==== Entries provided ====
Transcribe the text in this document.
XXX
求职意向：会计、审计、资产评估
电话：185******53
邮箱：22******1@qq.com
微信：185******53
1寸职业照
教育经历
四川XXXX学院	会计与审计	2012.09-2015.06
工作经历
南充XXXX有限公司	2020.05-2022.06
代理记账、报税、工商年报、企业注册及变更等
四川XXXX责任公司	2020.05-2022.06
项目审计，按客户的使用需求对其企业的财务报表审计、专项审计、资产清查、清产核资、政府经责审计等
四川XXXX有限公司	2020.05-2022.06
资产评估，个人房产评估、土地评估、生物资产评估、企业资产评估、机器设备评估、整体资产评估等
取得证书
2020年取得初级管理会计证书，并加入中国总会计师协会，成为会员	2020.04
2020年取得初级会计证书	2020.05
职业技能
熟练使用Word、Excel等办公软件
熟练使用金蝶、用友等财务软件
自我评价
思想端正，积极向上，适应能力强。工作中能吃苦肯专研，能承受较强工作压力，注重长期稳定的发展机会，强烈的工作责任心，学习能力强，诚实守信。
====
Short task
Each line of the listing above should be output exactly.

Complete output
Transcribe the text in this document.
XXX
求职意向：会计、审计、资产评估
电话：185******53
邮箱：22******1@qq.com
微信：185******53
1寸职业照
教育经历
四川XXXX学院	会计与审计	2012.09-2015.06
工作经历
南充XXXX有限公司	2020.05-2022.06
代理记账、报税、工商年报、企业注册及变更等
四川XXXX责任公司	2020.05-2022.06
项目审计，按客户的使用需求对其企业的财务报表审计、专项审计、资产清查、清产核资、政府经责审计等
四川XXXX有限公司	2020.05-2022.06
资产评估，个人房产评估、土地评估、生物资产评估、企业资产评估、机器设备评估、整体资产评估等
取得证书
2020年取得初级管理会计证书，并加入中国总会计师协会，成为会员	2020.04
2020年取得初级会计证书	2020.05
职业技能
熟练使用Word、Excel等办公软件
熟练使用金蝶、用友等财务软件
自我评价
思想端正，积极向上，适应能力强。工作中能吃苦肯专研，能承受较强工作压力，注重长期稳定的发展机会，强烈的工作责任心，学习能力强，诚实守信。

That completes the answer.